What to do: Give every line of the material again, exactly as written.

-- BEGIN Record list --

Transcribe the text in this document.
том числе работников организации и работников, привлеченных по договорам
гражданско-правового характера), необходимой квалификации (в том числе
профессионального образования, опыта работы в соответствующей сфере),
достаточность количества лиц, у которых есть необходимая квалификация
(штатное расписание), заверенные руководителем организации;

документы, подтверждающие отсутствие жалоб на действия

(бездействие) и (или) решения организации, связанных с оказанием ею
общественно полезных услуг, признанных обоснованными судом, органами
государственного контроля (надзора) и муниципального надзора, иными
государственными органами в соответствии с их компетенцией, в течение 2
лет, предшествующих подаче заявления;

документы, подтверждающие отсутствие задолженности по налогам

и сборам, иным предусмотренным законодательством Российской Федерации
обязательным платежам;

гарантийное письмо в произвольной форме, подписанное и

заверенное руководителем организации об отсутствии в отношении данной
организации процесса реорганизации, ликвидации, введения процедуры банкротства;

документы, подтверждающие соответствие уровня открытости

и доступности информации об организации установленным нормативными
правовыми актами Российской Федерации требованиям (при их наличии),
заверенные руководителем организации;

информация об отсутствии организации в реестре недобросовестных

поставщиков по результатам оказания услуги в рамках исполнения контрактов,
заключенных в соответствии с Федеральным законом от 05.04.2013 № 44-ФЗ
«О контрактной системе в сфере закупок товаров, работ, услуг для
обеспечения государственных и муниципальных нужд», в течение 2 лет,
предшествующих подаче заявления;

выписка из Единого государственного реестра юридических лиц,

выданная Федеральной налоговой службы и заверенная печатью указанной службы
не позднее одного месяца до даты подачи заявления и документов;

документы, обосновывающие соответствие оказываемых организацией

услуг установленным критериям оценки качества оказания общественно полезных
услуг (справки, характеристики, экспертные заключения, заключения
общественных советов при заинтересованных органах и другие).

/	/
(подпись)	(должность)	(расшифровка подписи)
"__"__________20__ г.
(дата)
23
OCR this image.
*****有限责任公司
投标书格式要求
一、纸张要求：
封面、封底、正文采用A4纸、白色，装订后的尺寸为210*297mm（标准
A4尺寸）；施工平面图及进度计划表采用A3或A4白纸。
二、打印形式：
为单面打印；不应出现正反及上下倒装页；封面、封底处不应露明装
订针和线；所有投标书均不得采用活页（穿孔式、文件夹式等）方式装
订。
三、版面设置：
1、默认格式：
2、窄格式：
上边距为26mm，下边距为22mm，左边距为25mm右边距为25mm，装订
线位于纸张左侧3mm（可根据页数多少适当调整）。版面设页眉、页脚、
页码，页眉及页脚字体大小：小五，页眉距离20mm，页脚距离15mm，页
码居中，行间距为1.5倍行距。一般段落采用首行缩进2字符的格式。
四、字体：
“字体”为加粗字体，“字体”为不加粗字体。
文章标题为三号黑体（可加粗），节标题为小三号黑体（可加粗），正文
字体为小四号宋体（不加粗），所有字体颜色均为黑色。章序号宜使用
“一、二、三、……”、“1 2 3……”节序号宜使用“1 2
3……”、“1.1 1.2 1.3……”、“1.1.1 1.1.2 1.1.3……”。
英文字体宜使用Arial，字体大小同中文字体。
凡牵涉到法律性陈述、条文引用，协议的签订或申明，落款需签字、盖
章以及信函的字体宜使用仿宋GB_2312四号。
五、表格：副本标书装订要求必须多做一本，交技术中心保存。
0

-- END Record list --

Exercise output:
Transcribe the text in this document.
том числе работников организации и работников, привлеченных по договорам
гражданско-правового характера), необходимой квалификации (в том числе
профессионального образования, опыта работы в соответствующей сфере),
достаточность количества лиц, у которых есть необходимая квалификация
(штатное расписание), заверенные руководителем организации;

документы, подтверждающие отсутствие жалоб на действия

(бездействие) и (или) решения организации, связанных с оказанием ею
общественно полезных услуг, признанных обоснованными судом, органами
государственного контроля (надзора) и муниципального надзора, иными
государственными органами в соответствии с их компетенцией, в течение 2
лет, предшествующих подаче заявления;

документы, подтверждающие отсутствие задолженности по налогам

и сборам, иным предусмотренным законодательством Российской Федерации
обязательным платежам;

гарантийное письмо в произвольной форме, подписанное и

заверенное руководителем организации об отсутствии в отношении данной
организации процесса реорганизации, ликвидации, введения процедуры банкротства;

документы, подтверждающие соответствие уровня открытости

и доступности информации об организации установленным нормативными
правовыми актами Российской Федерации требованиям (при их наличии),
заверенные руководителем организации;

информация об отсутствии организации в реестре недобросовестных

поставщиков по результатам оказания услуги в рамках исполнения контрактов,
заключенных в соответствии с Федеральным законом от 05.04.2013 № 44-ФЗ
«О контрактной системе в сфере закупок товаров, работ, услуг для
обеспечения государственных и муниципальных нужд», в течение 2 лет,
предшествующих подаче заявления;

выписка из Единого государственного реестра юридических лиц,

выданная Федеральной налоговой службы и заверенная печатью указанной службы
не позднее одного месяца до даты подачи заявления и документов;

документы, обосновывающие соответствие оказываемых организацией

услуг установленным критериям оценки качества оказания общественно полезных
услуг (справки, характеристики, экспертные заключения, заключения
общественных советов при заинтересованных органах и другие).

/	/
(подпись)	(должность)	(расшифровка подписи)
"__"__________20__ г.
(дата)
23
OCR this image.
*****有限责任公司
投标书格式要求
一、纸张要求：
封面、封底、正文采用A4纸、白色，装订后的尺寸为210*297mm（标准
A4尺寸）；施工平面图及进度计划表采用A3或A4白纸。
二、打印形式：
为单面打印；不应出现正反及上下倒装页；封面、封底处不应露明装
订针和线；所有投标书均不得采用活页（穿孔式、文件夹式等）方式装
订。
三、版面设置：
1、默认格式：
2、窄格式：
上边距为26mm，下边距为22mm，左边距为25mm右边距为25mm，装订
线位于纸张左侧3mm（可根据页数多少适当调整）。版面设页眉、页脚、
页码，页眉及页脚字体大小：小五，页眉距离20mm，页脚距离15mm，页
码居中，行间距为1.5倍行距。一般段落采用首行缩进2字符的格式。
四、字体：
“字体”为加粗字体，“字体”为不加粗字体。
文章标题为三号黑体（可加粗），节标题为小三号黑体（可加粗），正文
字体为小四号宋体（不加粗），所有字体颜色均为黑色。章序号宜使用
“一、二、三、……”、“1 2 3……”节序号宜使用“1 2
3……”、“1.1 1.2 1.3……”、“1.1.1 1.1.2 1.1.3……”。
英文字体宜使用Arial，字体大小同中文字体。
凡牵涉到法律性陈述、条文引用，协议的签订或申明，落款需签字、盖
章以及信函的字体宜使用仿宋GB_2312四号。
五、表格：副本标书装订要求必须多做一本，交技术中心保存。
0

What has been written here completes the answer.